## WHAT THIS TASK INVOLVES
Could you filter the records below down to the lines that include the word "naive"?
*** Opening of DATASET CONTENT ***
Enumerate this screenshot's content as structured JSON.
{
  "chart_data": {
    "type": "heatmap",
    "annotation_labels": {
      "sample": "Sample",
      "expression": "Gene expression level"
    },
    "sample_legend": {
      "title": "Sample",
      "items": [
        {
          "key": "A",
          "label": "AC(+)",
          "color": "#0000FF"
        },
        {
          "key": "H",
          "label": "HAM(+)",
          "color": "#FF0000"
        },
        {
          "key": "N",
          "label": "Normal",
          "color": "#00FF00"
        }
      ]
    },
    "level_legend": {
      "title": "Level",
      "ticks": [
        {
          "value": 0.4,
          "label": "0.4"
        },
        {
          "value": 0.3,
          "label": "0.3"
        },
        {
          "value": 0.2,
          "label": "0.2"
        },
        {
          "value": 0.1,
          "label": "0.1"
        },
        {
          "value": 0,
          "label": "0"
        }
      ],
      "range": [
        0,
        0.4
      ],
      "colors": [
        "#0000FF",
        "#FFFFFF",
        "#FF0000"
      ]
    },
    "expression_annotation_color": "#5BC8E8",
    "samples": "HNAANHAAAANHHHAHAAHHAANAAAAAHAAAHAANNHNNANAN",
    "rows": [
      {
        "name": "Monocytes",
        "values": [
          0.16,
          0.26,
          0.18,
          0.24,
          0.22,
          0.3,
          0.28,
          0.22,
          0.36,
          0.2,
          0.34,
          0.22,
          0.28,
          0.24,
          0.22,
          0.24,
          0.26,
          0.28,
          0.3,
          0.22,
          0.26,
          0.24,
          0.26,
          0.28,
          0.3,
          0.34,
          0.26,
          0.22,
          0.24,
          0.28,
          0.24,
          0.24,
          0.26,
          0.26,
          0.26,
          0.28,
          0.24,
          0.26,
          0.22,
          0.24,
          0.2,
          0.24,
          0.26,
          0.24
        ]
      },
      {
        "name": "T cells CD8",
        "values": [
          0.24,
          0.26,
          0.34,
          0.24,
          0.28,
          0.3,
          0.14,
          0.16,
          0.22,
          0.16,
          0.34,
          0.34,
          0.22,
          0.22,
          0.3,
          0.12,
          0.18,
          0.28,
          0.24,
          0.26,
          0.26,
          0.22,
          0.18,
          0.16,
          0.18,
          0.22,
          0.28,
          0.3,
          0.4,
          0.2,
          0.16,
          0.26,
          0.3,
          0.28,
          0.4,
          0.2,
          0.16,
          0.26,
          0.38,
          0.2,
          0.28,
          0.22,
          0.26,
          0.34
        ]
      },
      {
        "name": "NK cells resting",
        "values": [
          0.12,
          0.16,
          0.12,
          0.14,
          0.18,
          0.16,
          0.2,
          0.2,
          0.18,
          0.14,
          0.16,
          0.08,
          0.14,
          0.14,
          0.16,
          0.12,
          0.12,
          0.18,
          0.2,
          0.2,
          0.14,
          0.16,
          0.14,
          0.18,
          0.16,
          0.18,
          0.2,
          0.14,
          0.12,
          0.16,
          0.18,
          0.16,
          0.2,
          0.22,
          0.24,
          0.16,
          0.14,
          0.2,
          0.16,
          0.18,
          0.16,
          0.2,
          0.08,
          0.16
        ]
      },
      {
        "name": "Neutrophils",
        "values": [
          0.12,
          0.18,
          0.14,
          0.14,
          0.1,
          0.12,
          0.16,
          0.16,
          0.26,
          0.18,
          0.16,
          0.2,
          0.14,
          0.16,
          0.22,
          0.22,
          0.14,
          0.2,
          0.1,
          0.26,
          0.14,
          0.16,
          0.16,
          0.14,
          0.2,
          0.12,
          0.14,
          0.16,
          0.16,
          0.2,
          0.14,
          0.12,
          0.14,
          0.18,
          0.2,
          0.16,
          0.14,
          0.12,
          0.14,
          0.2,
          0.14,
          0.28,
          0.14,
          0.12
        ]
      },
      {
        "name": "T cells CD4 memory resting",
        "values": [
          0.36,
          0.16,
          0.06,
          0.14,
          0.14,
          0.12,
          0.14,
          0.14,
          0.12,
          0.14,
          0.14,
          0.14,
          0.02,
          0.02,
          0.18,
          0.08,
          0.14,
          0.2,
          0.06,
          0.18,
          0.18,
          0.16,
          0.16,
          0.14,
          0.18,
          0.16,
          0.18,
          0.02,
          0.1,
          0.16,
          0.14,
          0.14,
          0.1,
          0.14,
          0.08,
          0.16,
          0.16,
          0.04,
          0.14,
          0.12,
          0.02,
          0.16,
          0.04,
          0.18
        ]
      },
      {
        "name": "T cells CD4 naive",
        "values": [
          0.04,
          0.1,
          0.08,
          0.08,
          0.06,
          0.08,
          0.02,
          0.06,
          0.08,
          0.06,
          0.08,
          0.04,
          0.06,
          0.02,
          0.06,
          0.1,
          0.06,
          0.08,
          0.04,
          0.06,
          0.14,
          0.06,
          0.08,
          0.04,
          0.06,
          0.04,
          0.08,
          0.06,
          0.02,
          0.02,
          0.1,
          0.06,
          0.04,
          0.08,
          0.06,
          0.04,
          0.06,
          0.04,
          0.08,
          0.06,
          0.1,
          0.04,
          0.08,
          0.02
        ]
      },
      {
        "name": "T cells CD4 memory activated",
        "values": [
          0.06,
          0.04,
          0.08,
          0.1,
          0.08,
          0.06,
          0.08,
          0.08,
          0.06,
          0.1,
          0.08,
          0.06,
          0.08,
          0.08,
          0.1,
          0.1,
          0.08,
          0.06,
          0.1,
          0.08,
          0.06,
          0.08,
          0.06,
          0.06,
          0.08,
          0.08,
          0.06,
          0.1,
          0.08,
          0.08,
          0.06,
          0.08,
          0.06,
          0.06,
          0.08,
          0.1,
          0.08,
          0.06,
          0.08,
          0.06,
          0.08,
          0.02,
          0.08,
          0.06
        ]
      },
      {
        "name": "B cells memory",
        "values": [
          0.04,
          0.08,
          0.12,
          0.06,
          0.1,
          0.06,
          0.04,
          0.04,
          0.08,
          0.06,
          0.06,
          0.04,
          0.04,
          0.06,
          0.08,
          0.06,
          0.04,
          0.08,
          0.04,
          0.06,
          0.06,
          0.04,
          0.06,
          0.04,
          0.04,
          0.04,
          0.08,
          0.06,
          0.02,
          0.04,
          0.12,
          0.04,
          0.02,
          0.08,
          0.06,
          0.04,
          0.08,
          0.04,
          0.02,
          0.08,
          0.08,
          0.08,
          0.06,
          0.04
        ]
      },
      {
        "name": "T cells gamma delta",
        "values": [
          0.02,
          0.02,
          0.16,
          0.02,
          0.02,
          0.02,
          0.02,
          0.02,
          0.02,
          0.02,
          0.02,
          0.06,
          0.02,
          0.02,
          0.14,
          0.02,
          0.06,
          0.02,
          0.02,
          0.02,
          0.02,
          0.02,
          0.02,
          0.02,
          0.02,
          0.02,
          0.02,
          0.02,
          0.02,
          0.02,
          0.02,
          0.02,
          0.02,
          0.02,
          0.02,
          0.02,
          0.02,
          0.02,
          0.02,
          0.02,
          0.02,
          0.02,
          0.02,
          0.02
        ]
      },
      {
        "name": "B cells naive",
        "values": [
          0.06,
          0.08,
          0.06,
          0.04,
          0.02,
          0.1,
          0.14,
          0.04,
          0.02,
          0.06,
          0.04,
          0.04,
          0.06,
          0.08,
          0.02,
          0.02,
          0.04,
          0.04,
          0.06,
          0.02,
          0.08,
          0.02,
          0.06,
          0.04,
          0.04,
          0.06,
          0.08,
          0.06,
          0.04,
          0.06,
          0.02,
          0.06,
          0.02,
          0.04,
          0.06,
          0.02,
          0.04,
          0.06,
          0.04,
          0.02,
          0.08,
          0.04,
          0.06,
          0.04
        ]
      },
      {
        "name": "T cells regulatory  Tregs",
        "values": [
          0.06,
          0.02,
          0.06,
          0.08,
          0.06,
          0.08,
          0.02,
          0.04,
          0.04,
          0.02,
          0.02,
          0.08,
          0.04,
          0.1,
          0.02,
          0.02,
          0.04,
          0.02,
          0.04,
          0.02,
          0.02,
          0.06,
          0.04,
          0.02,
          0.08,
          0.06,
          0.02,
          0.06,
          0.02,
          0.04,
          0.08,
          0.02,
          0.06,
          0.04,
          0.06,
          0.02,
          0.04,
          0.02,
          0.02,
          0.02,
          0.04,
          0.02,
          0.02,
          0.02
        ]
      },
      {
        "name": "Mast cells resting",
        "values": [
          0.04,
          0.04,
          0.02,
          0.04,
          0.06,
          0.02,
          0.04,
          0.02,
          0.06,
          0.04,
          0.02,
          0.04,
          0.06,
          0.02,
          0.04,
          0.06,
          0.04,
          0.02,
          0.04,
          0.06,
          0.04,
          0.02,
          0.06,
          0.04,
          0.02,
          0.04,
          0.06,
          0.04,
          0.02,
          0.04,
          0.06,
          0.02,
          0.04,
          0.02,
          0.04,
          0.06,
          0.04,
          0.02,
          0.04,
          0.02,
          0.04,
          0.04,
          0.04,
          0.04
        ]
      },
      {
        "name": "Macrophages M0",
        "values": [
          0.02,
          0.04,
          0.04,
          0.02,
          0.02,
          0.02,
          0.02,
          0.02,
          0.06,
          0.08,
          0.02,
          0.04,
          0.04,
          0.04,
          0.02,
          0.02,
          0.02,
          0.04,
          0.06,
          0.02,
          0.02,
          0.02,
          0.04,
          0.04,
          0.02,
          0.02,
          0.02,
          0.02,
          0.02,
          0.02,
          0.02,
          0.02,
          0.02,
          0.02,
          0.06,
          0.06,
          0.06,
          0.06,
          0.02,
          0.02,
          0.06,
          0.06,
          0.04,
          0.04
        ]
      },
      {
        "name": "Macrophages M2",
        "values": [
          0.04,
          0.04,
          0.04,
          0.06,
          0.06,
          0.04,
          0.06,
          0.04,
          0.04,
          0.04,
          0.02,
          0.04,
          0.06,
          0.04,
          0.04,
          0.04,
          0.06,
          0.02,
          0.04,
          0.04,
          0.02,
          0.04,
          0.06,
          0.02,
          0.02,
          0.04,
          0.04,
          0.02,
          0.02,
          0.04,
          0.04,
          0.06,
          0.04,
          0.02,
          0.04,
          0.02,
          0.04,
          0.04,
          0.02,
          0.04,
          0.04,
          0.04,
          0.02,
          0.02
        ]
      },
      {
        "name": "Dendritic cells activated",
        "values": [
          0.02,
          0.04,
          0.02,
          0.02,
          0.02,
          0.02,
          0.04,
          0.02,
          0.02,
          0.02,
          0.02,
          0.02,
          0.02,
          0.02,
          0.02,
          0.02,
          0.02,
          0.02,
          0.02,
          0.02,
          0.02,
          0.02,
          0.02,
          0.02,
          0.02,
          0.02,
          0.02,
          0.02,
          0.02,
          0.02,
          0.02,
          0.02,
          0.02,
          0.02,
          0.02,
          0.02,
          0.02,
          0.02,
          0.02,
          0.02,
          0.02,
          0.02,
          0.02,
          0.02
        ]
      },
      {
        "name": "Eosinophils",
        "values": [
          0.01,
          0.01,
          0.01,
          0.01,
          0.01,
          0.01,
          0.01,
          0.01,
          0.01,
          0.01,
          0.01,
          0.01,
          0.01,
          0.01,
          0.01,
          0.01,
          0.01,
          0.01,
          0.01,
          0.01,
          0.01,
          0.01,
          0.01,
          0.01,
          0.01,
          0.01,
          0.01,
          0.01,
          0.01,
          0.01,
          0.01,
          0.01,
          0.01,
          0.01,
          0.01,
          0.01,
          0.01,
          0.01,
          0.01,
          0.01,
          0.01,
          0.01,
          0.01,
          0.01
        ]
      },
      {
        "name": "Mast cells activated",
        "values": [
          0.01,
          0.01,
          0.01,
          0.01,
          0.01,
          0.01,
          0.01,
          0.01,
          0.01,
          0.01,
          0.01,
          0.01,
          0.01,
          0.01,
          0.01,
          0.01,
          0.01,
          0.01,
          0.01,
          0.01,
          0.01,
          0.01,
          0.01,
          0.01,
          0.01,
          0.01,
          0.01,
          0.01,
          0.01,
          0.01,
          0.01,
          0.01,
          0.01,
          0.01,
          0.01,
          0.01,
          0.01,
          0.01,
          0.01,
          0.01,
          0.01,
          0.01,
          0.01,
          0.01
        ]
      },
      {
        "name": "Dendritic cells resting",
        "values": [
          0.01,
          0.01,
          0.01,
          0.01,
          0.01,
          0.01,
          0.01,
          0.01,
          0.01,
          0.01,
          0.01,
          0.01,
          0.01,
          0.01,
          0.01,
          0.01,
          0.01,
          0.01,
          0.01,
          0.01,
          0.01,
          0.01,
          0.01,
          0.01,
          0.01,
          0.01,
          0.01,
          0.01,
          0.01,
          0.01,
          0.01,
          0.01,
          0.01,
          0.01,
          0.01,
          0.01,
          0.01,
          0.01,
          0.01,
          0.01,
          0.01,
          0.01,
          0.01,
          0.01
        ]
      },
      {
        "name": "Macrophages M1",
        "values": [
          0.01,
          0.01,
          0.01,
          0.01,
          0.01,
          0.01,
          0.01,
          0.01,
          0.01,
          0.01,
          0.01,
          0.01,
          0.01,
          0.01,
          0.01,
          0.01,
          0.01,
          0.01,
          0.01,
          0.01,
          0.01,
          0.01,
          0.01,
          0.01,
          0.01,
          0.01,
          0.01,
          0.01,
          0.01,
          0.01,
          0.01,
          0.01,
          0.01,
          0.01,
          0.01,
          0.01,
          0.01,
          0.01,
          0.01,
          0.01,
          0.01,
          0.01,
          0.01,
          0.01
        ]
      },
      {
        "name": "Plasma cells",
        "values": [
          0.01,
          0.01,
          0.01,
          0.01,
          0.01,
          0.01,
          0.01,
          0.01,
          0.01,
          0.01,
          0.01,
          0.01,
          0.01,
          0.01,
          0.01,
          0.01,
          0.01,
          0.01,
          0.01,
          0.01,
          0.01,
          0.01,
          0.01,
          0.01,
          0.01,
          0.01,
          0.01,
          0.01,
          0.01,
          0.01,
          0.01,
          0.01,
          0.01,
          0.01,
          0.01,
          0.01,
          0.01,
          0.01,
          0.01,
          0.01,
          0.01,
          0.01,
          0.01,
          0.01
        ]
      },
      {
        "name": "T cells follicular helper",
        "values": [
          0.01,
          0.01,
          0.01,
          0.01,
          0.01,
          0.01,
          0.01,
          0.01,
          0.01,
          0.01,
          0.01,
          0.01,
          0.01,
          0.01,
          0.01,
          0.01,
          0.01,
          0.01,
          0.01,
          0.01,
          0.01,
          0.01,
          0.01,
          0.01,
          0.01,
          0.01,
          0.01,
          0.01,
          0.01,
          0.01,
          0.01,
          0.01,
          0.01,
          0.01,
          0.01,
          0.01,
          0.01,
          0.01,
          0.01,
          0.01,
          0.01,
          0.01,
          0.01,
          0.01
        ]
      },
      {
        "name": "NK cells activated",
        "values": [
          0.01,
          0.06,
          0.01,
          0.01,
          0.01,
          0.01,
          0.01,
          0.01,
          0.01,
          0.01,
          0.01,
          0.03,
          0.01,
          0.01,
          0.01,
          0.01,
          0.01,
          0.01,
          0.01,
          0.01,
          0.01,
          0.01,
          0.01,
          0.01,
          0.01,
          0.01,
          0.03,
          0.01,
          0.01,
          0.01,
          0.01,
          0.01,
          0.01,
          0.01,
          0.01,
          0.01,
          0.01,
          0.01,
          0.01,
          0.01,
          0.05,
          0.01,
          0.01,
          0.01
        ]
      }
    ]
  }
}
*** Close of DATASET CONTENT ***
## RESPONSE
        "name": "T cells CD4 naive",
        "name": "B cells naive",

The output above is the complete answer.